--- Supplied material ---
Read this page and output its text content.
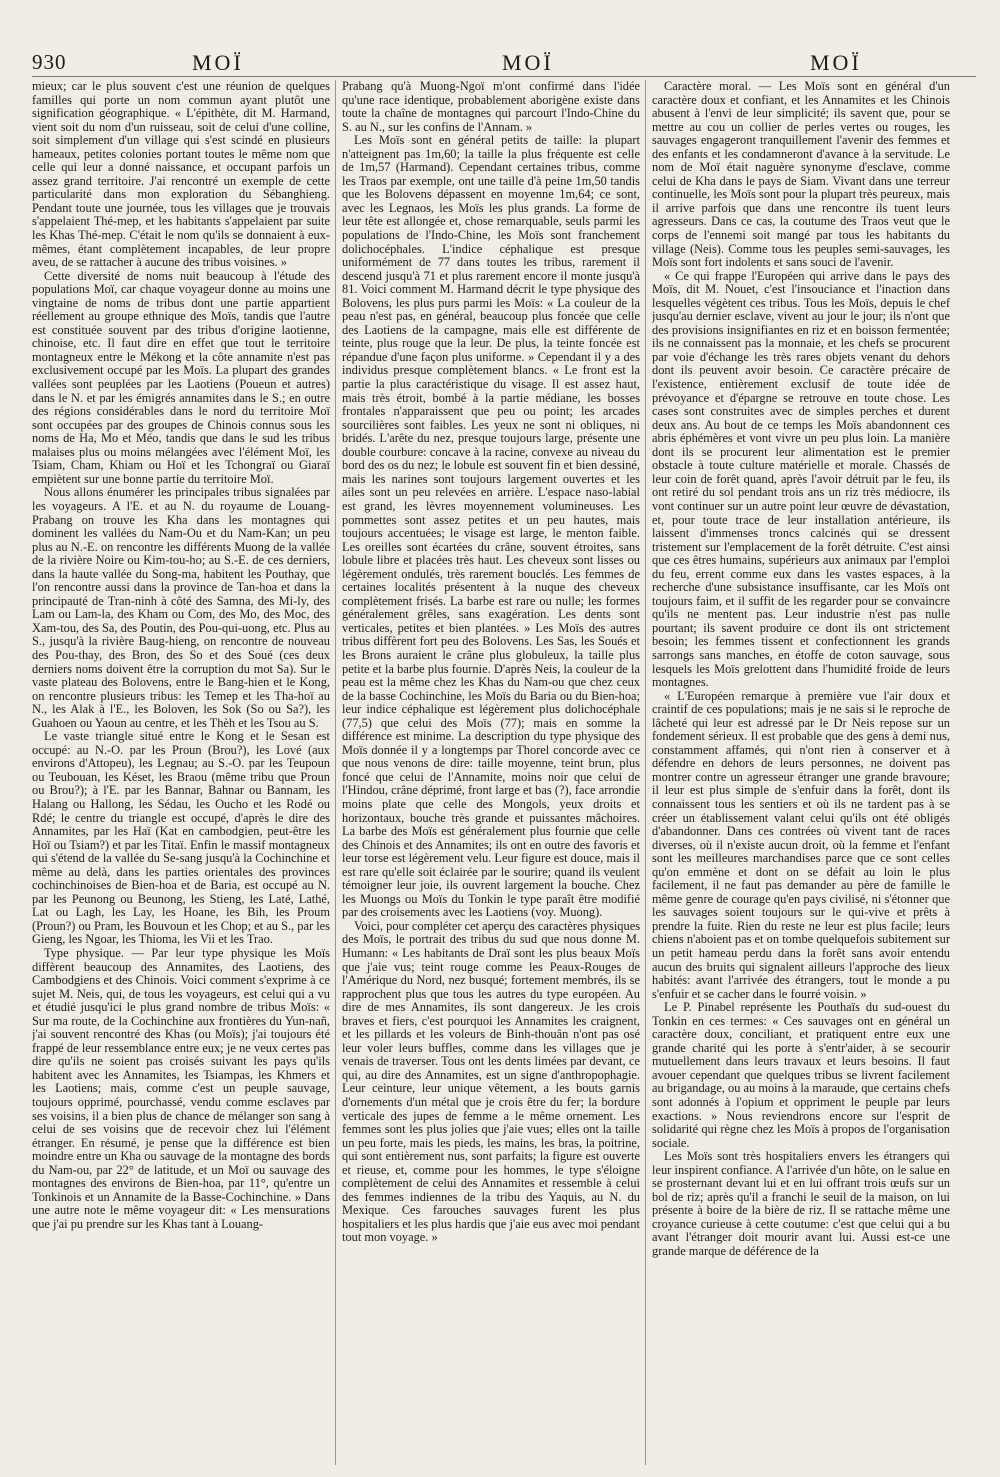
930	MOÏ	MOÏ	MOÏ

mieux; car le plus souvent c'est une réunion de quelques familles qui porte un nom commun ayant plutôt une signification géographique. « L'épithète, dit M. Harmand, vient soit du nom d'un ruisseau, soit de celui d'une colline, soit simplement d'un village qui s'est scindé en plusieurs hameaux, petites colonies portant toutes le même nom que celle qui leur a donné naissance, et occupant parfois un assez grand territoire. J'ai rencontré un exemple de cette particularité dans mon exploration du Sébanghieng. Pendant toute une journée, tous les villages que je trouvais s'appelaient Thé-mep, et les habitants s'appelaient par suite les Khas Thé-mep. C'était le nom qu'ils se donnaient à eux-mêmes, étant complètement incapables, de leur propre aveu, de se rattacher à aucune des tribus voisines. »

Cette diversité de noms nuit beaucoup à l'étude des populations Moï, car chaque voyageur donne au moins une vingtaine de noms de tribus dont une partie appartient réellement au groupe ethnique des Moïs, tandis que l'autre est constituée souvent par des tribus d'origine laotienne, chinoise, etc. Il faut dire en effet que tout le territoire montagneux entre le Mékong et la côte annamite n'est pas exclusivement occupé par les Moïs. La plupart des grandes vallées sont peuplées par les Laotiens (Poueun et autres) dans le N. et par les émigrés annamites dans le S.; en outre des régions considérables dans le nord du territoire Moï sont occupées par des groupes de Chinois connus sous les noms de Ha, Mo et Méo, tandis que dans le sud les tribus malaises plus ou moins mélangées avec l'élément Moï, les Tsiam, Cham, Khiam ou Hoï et les Tchongraï ou Giaraï empiètent sur une bonne partie du territoire Moï.

Nous allons énumérer les principales tribus signalées par les voyageurs. A l'E. et au N. du royaume de Louang-Prabang on trouve les Kha dans les montagnes qui dominent les vallées du Nam-Ou et du Nam-Kan; un peu plus au N.-E. on rencontre les différents Muong de la vallée de la rivière Noire ou Kim-tou-ho; au S.-E. de ces derniers, dans la haute vallée du Song-ma, habitent les Pouthay, que l'on rencontre aussi dans la province de Tan-hoa et dans la principauté de Tran-ninh à côté des Samna, des Mi-ly, des Lam ou Lam-la, des Kham ou Com, des Mo, des Moc, des Xam-tou, des Sa, des Poutin, des Pou-qui-uong, etc. Plus au S., jusqu'à la rivière Baug-hieng, on rencontre de nouveau des Pou-thay, des Bron, des So et des Soué (ces deux derniers noms doivent être la corruption du mot Sa). Sur le vaste plateau des Bolovens, entre le Bang-hien et le Kong, on rencontre plusieurs tribus: les Temep et les Tha-hoï au N., les Alak à l'E., les Boloven, les Sok (So ou Sa?), les Guahoen ou Yaoun au centre, et les Thèh et les Tsou au S.

Le vaste triangle situé entre le Kong et le Sesan est occupé: au N.-O. par les Proun (Brou?), les Lové (aux environs d'Attopeu), les Legnau; au S.-O. par les Teupoun ou Teubouan, les Késet, les Braou (même tribu que Proun ou Brou?); à l'E. par les Bannar, Bahnar ou Bannam, les Halang ou Hallong, les Sédau, les Oucho et les Rodé ou Rdé; le centre du triangle est occupé, d'après le dire des Annamites, par les Haï (Kat en cambodgien, peut-être les Hoï ou Tsiam?) et par les Titaï. Enfin le massif montagneux qui s'étend de la vallée du Se-sang jusqu'à la Cochinchine et même au delà, dans les parties orientales des provinces cochinchinoises de Bien-hoa et de Baria, est occupé au N. par les Peunong ou Beunong, les Stieng, les Laté, Lathé, Lat ou Lagh, les Lay, les Hoane, les Bih, les Proum (Proun?) ou Pram, les Bouvoun et les Chop; et au S., par les Gieng, les Ngoar, les Thioma, les Vii et les Trao.

Type physique. — Par leur type physique les Moïs diffèrent beaucoup des Annamites, des Laotiens, des Cambodgiens et des Chinois. Voici comment s'exprime à ce sujet M. Neis, qui, de tous les voyageurs, est celui qui a vu et étudié jusqu'ici le plus grand nombre de tribus Moïs: « Sur ma route, de la Cochinchine aux frontières du Yun-nañ, j'ai souvent rencontré des Khas (ou Moïs); j'ai toujours été frappé de leur ressemblance entre eux; je ne veux certes pas dire qu'ils ne soient pas croisés suivant les pays qu'ils habitent avec les Annamites, les Tsiampas, les Khmers et les Laotiens; mais, comme c'est un peuple sauvage, toujours opprimé, pourchassé, vendu comme esclaves par ses voisins, il a bien plus de chance de mélanger son sang à celui de ses voisins que de recevoir chez lui l'élément étranger. En résumé, je pense que la différence est bien moindre entre un Kha ou sauvage de la montagne des bords du Nam-ou, par 22° de latitude, et un Moï ou sauvage des montagnes des environs de Bien-hoa, par 11°, qu'entre un Tonkinois et un Annamite de la Basse-Cochinchine. » Dans une autre note le même voyageur dit: « Les mensurations que j'ai pu prendre sur les Khas tant à Louang-

Prabang qu'à Muong-Ngoï m'ont confirmé dans l'idée qu'une race identique, probablement aborigène existe dans toute la chaîne de montagnes qui parcourt l'Indo-Chine du S. au N., sur les confins de l'Annam. »

Les Moïs sont en général petits de taille: la plupart n'atteignent pas 1m,60; la taille la plus fréquente est celle de 1m,57 (Harmand). Cependant certaines tribus, comme les Traos par exemple, ont une taille d'à peine 1m,50 tandis que les Bolovens dépassent en moyenne 1m,64; ce sont, avec les Legnaos, les Moïs les plus grands. La forme de leur tête est allongée et, chose remarquable, seuls parmi les populations de l'Indo-Chine, les Moïs sont franchement dolichocéphales. L'indice céphalique est presque uniformément de 77 dans toutes les tribus, rarement il descend jusqu'à 71 et plus rarement encore il monte jusqu'à 81. Voici comment M. Harmand décrit le type physique des Bolovens, les plus purs parmi les Moïs: « La couleur de la peau n'est pas, en général, beaucoup plus foncée que celle des Laotiens de la campagne, mais elle est différente de teinte, plus rouge que la leur. De plus, la teinte foncée est répandue d'une façon plus uniforme. » Cependant il y a des individus presque complètement blancs. « Le front est la partie la plus caractéristique du visage. Il est assez haut, mais très étroit, bombé à la partie médiane, les bosses frontales n'apparaissent que peu ou point; les arcades sourcilières sont faibles. Les yeux ne sont ni obliques, ni bridés. L'arête du nez, presque toujours large, présente une double courbure: concave à la racine, convexe au niveau du bord des os du nez; le lobule est souvent fin et bien dessiné, mais les narines sont toujours largement ouvertes et les ailes sont un peu relevées en arrière. L'espace naso-labial est grand, les lèvres moyennement volumineuses. Les pommettes sont assez petites et un peu hautes, mais toujours accentuées; le visage est large, le menton faible. Les oreilles sont écartées du crâne, souvent étroites, sans lobule libre et placées très haut. Les cheveux sont lisses ou légèrement ondulés, très rarement bouclés. Les femmes de certaines localités présentent à la nuque des cheveux complètement frisés. La barbe est rare ou nulle; les formes généralement grêles, sans exagération. Les dents sont verticales, petites et bien plantées. » Les Moïs des autres tribus diffèrent fort peu des Bolovens. Les Sas, les Soués et les Brons auraient le crâne plus globuleux, la taille plus petite et la barbe plus fournie. D'après Neis, la couleur de la peau est la même chez les Khas du Nam-ou que chez ceux de la basse Cochinchine, les Moïs du Baria ou du Bien-hoa; leur indice céphalique est légèrement plus dolichocéphale (77,5) que celui des Moïs (77); mais en somme la différence est minime. La description du type physique des Moïs donnée il y a longtemps par Thorel concorde avec ce que nous venons de dire: taille moyenne, teint brun, plus foncé que celui de l'Annamite, moins noir que celui de l'Hindou, crâne déprimé, front large et bas (?), face arrondie moins plate que celle des Mongols, yeux droits et horizontaux, bouche très grande et puissantes mâchoires. La barbe des Moïs est généralement plus fournie que celle des Chinois et des Annamites; ils ont en outre des favoris et leur torse est légèrement velu. Leur figure est douce, mais il est rare qu'elle soit éclairée par le sourire; quand ils veulent témoigner leur joie, ils ouvrent largement la bouche. Chez les Muongs ou Moïs du Tonkin le type paraît être modifié par des croisements avec les Laotiens (voy. Muong).

Voici, pour compléter cet aperçu des caractères physiques des Moïs, le portrait des tribus du sud que nous donne M. Humann: « Les habitants de Draï sont les plus beaux Moïs que j'aie vus; teint rouge comme les Peaux-Rouges de l'Amérique du Nord, nez busqué; fortement membrés, ils se rapprochent plus que tous les autres du type européen. Au dire de mes Annamites, ils sont dangereux. Je les crois braves et fiers, c'est pourquoi les Annamites les craignent, et les pillards et les voleurs de Binh-thouân n'ont pas osé leur voler leurs buffles, comme dans les villages que je venais de traverser. Tous ont les dents limées par devant, ce qui, au dire des Annamites, est un signe d'anthropophagie. Leur ceinture, leur unique vêtement, a les bouts garnis d'ornements d'un métal que je crois être du fer; la bordure verticale des jupes de femme a le même ornement. Les femmes sont les plus jolies que j'aie vues; elles ont la taille un peu forte, mais les pieds, les mains, les bras, la poitrine, qui sont entièrement nus, sont parfaits; la figure est ouverte et rieuse, et, comme pour les hommes, le type s'éloigne complètement de celui des Annamites et ressemble à celui des femmes indiennes de la tribu des Yaquis, au N. du Mexique. Ces farouches sauvages furent les plus hospitaliers et les plus hardis que j'aie eus avec moi pendant tout mon voyage. »

Caractère moral. — Les Moïs sont en général d'un caractère doux et confiant, et les Annamites et les Chinois abusent à l'envi de leur simplicité; ils savent que, pour se mettre au cou un collier de perles vertes ou rouges, les sauvages engageront tranquillement l'avenir des femmes et des enfants et les condamneront d'avance à la servitude. Le nom de Moï était naguère synonyme d'esclave, comme celui de Kha dans le pays de Siam. Vivant dans une terreur continuelle, les Moïs sont pour la plupart très peureux, mais il arrive parfois que dans une rencontre ils tuent leurs agresseurs. Dans ce cas, la coutume des Traos veut que le corps de l'ennemi soit mangé par tous les habitants du village (Neis). Comme tous les peuples semi-sauvages, les Moïs sont fort indolents et sans souci de l'avenir.

« Ce qui frappe l'Européen qui arrive dans le pays des Moïs, dit M. Nouet, c'est l'insouciance et l'inaction dans lesquelles végètent ces tribus. Tous les Moïs, depuis le chef jusqu'au dernier esclave, vivent au jour le jour; ils n'ont que des provisions insignifiantes en riz et en boisson fermentée; ils ne connaissent pas la monnaie, et les chefs se procurent par voie d'échange les très rares objets venant du dehors dont ils peuvent avoir besoin. Ce caractère précaire de l'existence, entièrement exclusif de toute idée de prévoyance et d'épargne se retrouve en toute chose. Les cases sont construites avec de simples perches et durent deux ans. Au bout de ce temps les Moïs abandonnent ces abris éphémères et vont vivre un peu plus loin. La manière dont ils se procurent leur alimentation est le premier obstacle à toute culture matérielle et morale. Chassés de leur coin de forêt quand, après l'avoir détruit par le feu, ils ont retiré du sol pendant trois ans un riz très médiocre, ils vont continuer sur un autre point leur œuvre de dévastation, et, pour toute trace de leur installation antérieure, ils laissent d'immenses troncs calcinés qui se dressent tristement sur l'emplacement de la forêt détruite. C'est ainsi que ces êtres humains, supérieurs aux animaux par l'emploi du feu, errent comme eux dans les vastes espaces, à la recherche d'une subsistance insuffisante, car les Moïs ont toujours faim, et il suffit de les regarder pour se convaincre qu'ils ne mentent pas. Leur industrie n'est pas nulle pourtant; ils savent produire ce dont ils ont strictement besoin; les femmes tissent et confectionnent les grands sarrongs sans manches, en étoffe de coton sauvage, sous lesquels les Moïs grelottent dans l'humidité froide de leurs montagnes.

« L'Européen remarque à première vue l'air doux et craintif de ces populations; mais je ne sais si le reproche de lâcheté qui leur est adressé par le Dr Neis repose sur un fondement sérieux. Il est probable que des gens à demi nus, constamment affamés, qui n'ont rien à conserver et à défendre en dehors de leurs personnes, ne doivent pas montrer contre un agresseur étranger une grande bravoure; il leur est plus simple de s'enfuir dans la forêt, dont ils connaissent tous les sentiers et où ils ne tardent pas à se créer un établissement valant celui qu'ils ont été obligés d'abandonner. Dans ces contrées où vivent tant de races diverses, où il n'existe aucun droit, où la femme et l'enfant sont les meilleures marchandises parce que ce sont celles qu'on emmène et dont on se défait au loin le plus facilement, il ne faut pas demander au père de famille le même genre de courage qu'en pays civilisé, ni s'étonner que les sauvages soient toujours sur le qui-vive et prêts à prendre la fuite. Rien du reste ne leur est plus facile; leurs chiens n'aboient pas et on tombe quelquefois subitement sur un petit hameau perdu dans la forêt sans avoir entendu aucun des bruits qui signalent ailleurs l'approche des lieux habités: avant l'arrivée des étrangers, tout le monde a pu s'enfuir et se cacher dans le fourré voisin. »

Le P. Pinabel représente les Pouthaïs du sud-ouest du Tonkin en ces termes: « Ces sauvages ont en général un caractère doux, conciliant, et pratiquent entre eux une grande charité qui les porte à s'entr'aider, à se secourir mutuellement dans leurs travaux et leurs besoins. Il faut avouer cependant que quelques tribus se livrent facilement au brigandage, ou au moins à la maraude, que certains chefs sont adonnés à l'opium et oppriment le peuple par leurs exactions. » Nous reviendrons encore sur l'esprit de solidarité qui règne chez les Moïs à propos de l'organisation sociale.

Les Moïs sont très hospitaliers envers les étrangers qui leur inspirent confiance. A l'arrivée d'un hôte, on le salue en se prosternant devant lui et en lui offrant trois œufs sur un bol de riz; après qu'il a franchi le seuil de la maison, on lui présente à boire de la bière de riz. Il se rattache même une croyance curieuse à cette coutume: c'est que celui qui a bu avant l'étranger doit mourir avant lui. Aussi est-ce une grande marque de déférence de la
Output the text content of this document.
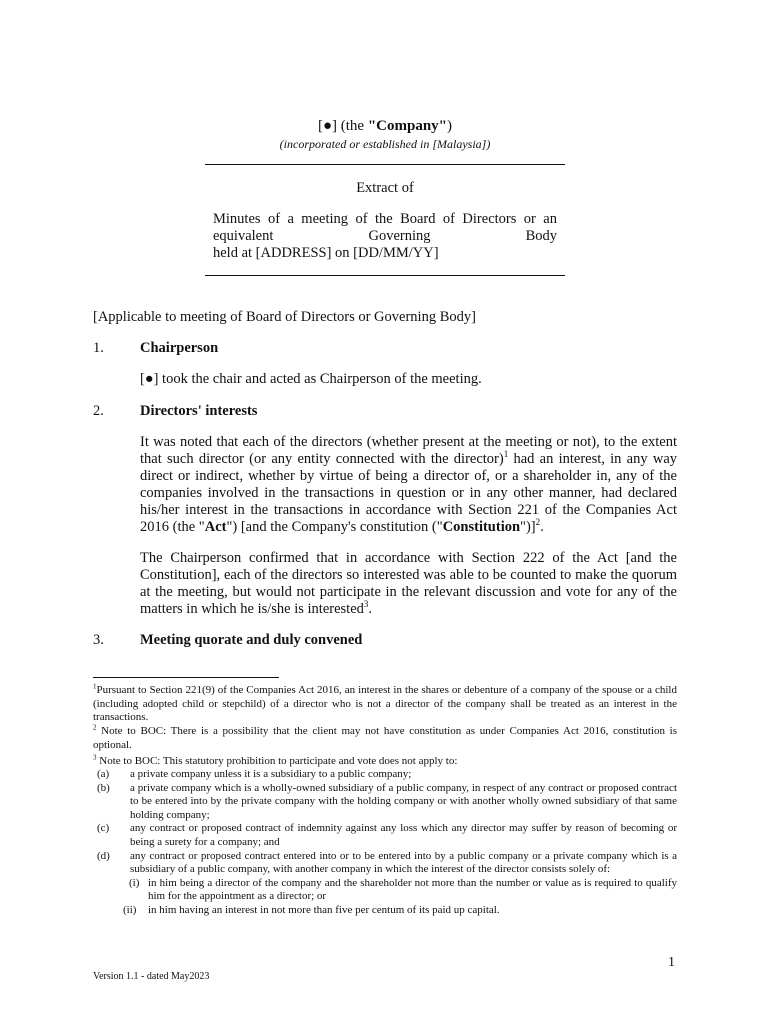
[●] (the "Company")
(incorporated or established in [Malaysia])
Extract of
Minutes of a meeting of the Board of Directors or an
equivalent Governing Body
held at [ADDRESS] on [DD/MM/YY]
[Applicable to meeting of Board of Directors or Governing Body]
1. Chairperson
[●] took the chair and acted as Chairperson of the meeting.
2. Directors' interests
It was noted that each of the directors (whether present at the meeting or not), to the extent that such director (or any entity connected with the director)$^1$ had an interest, in any way direct or indirect, whether by virtue of being a director of, or a shareholder in, any of the companies involved in the transactions in question or in any other manner, had declared his/her interest in the transactions in accordance with Section 221 of the Companies Act 2016 (the "Act") [and the Company's constitution ("Constitution")]$^2$.
The Chairperson confirmed that in accordance with Section 222 of the Act [and the Constitution], each of the directors so interested was able to be counted to make the quorum at the meeting, but would not participate in the relevant discussion and vote for any of the matters in which he is/she is interested$^3$.
3. Meeting quorate and duly convened
$^1$Pursuant to Section 221(9) of the Companies Act 2016, an interest in the shares or debenture of a company of the spouse or a child (including adopted child or stepchild) of a director who is not a director of the company shall be treated as an interest in the transactions.
$^2$ Note to BOC: There is a possibility that the client may not have constitution as under Companies Act 2016, constitution is optional.
$^3$ Note to BOC: This statutory prohibition to participate and vote does not apply to:
(a)	a private company unless it is a subsidiary to a public company;
(b)	a private company which is a wholly-owned subsidiary of a public company, in respect of any contract or proposed contract to be entered into by the private company with the holding company or with another wholly owned subsidiary of that same holding company;
(c)	any contract or proposed contract of indemnity against any loss which any director may suffer by reason of becoming or being a surety for a company; and
(d)	any contract or proposed contract entered into or to be entered into by a public company or a private company which is a subsidiary of a public company, with another company in which the interest of the director consists solely of:
(i) in him being a director of the company and the shareholder not more than the number or value as is required to qualify him for the appointment as a director; or
(ii)	in him having an interest in not more than five per centum of its paid up capital.
1
Version 1.1 - dated May2023
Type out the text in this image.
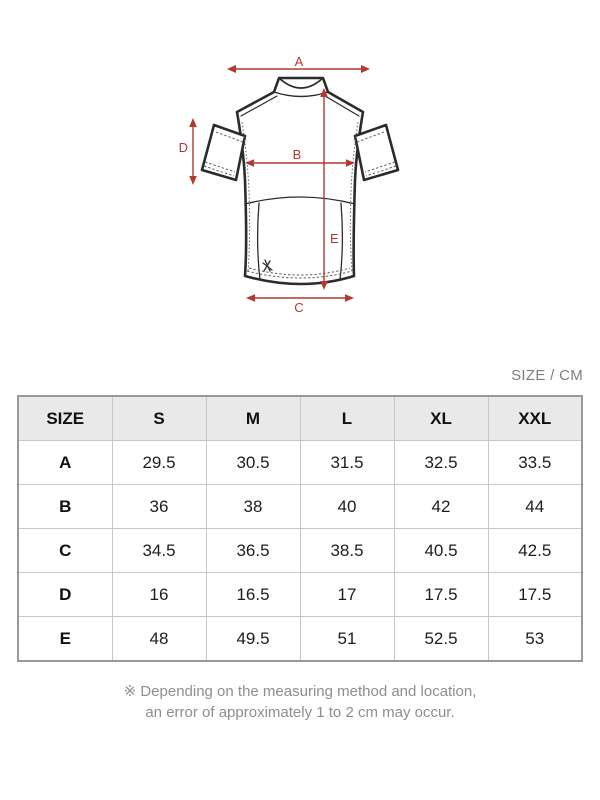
A
B
C
D
E
SIZE / CM
SIZE	S	M	L	XL	XXL
A	29.5	30.5	31.5	32.5	33.5
B	36	38	40	42	44
C	34.5	36.5	38.5	40.5	42.5
D	16	16.5	17	17.5	17.5
E	48	49.5	51	52.5	53
※ Depending on the measuring method and location,
an error of approximately 1 to 2 cm may occur.
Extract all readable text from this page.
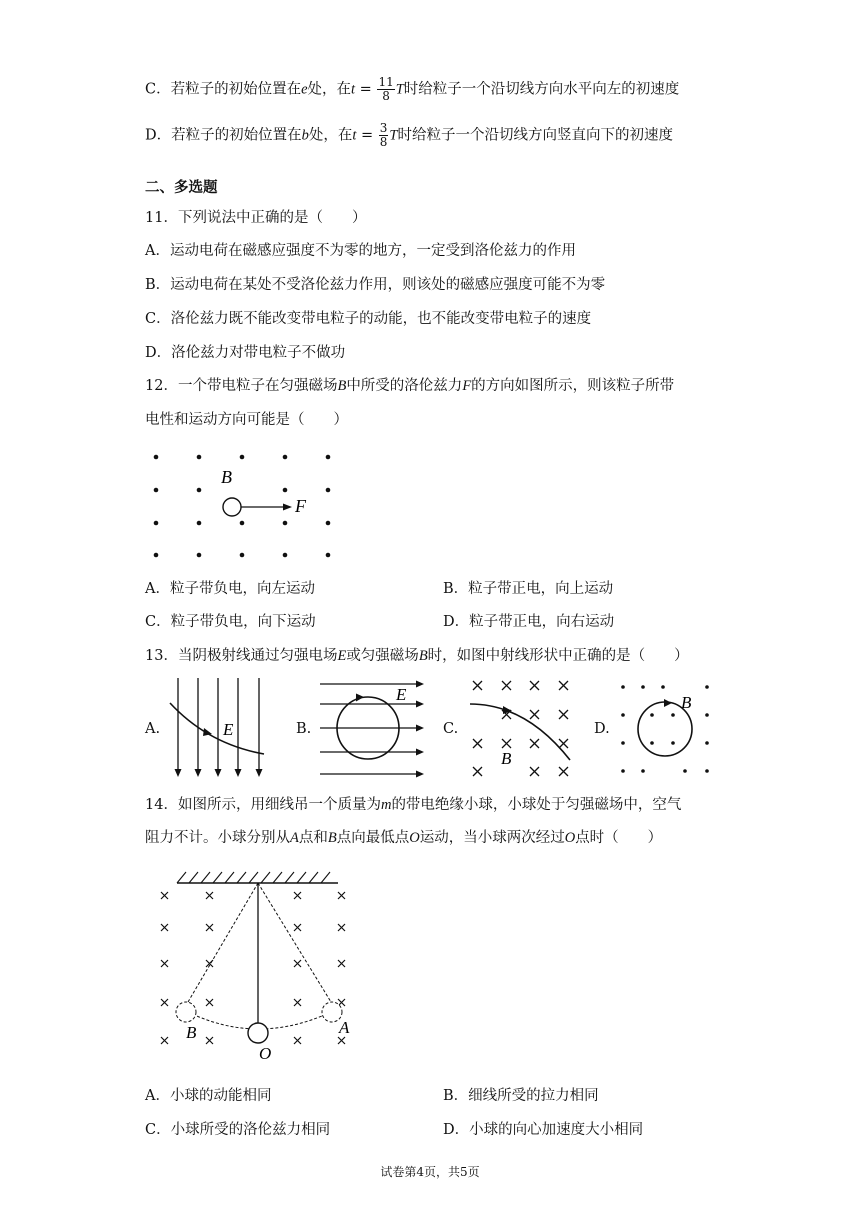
C．若粒子的初始位置在e处，在$t = \frac{11}{8}$ T时给粒子一个沿切线方向水平向左的初速度
D．若粒子的初始位置在b处，在$t = \frac{3}{8}$ T时给粒子一个沿切线方向竖直向下的初速度
二、多选题
11．下列说法中正确的是（　　）
A．运动电荷在磁感应强度不为零的地方，一定受到洛伦兹力的作用
B．运动电荷在某处不受洛伦兹力作用，则该处的磁感应强度可能不为零
C．洛伦兹力既不能改变带电粒子的动能，也不能改变带电粒子的速度
D．洛伦兹力对带电粒子不做功
12．一个带电粒子在匀强磁场B中所受的洛伦兹力F的方向如图所示，则该粒子所带
电性和运动方向可能是（　　）
B
F
A．粒子带负电，向左运动	B．粒子带正电，向上运动
C．粒子带负电，向下运动	D．粒子带正电，向右运动
13．当阴极射线通过匀强电场E或匀强磁场B时，如图中射线形状中正确的是（　　）
A.	E	B.
E
C.
B
D.
B
14．如图所示，用细线吊一个质量为m的带电绝缘小球，小球处于匀强磁场中，空气
阻力不计。小球分别从A点和B点向最低点O运动，当小球两次经过O点时（　　）
B	A
O
A．小球的动能相同	B．细线所受的拉力相同
C．小球所受的洛伦兹力相同	D．小球的向心加速度大小相同
试卷第4页，共5页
---
Gather every line from the listing above in which "粒子带负电" appears, and copy those lines.

Final result:
A．粒子带负电，向左运动	B．粒子带正电，向上运动
C．粒子带负电，向下运动	D．粒子带正电，向右运动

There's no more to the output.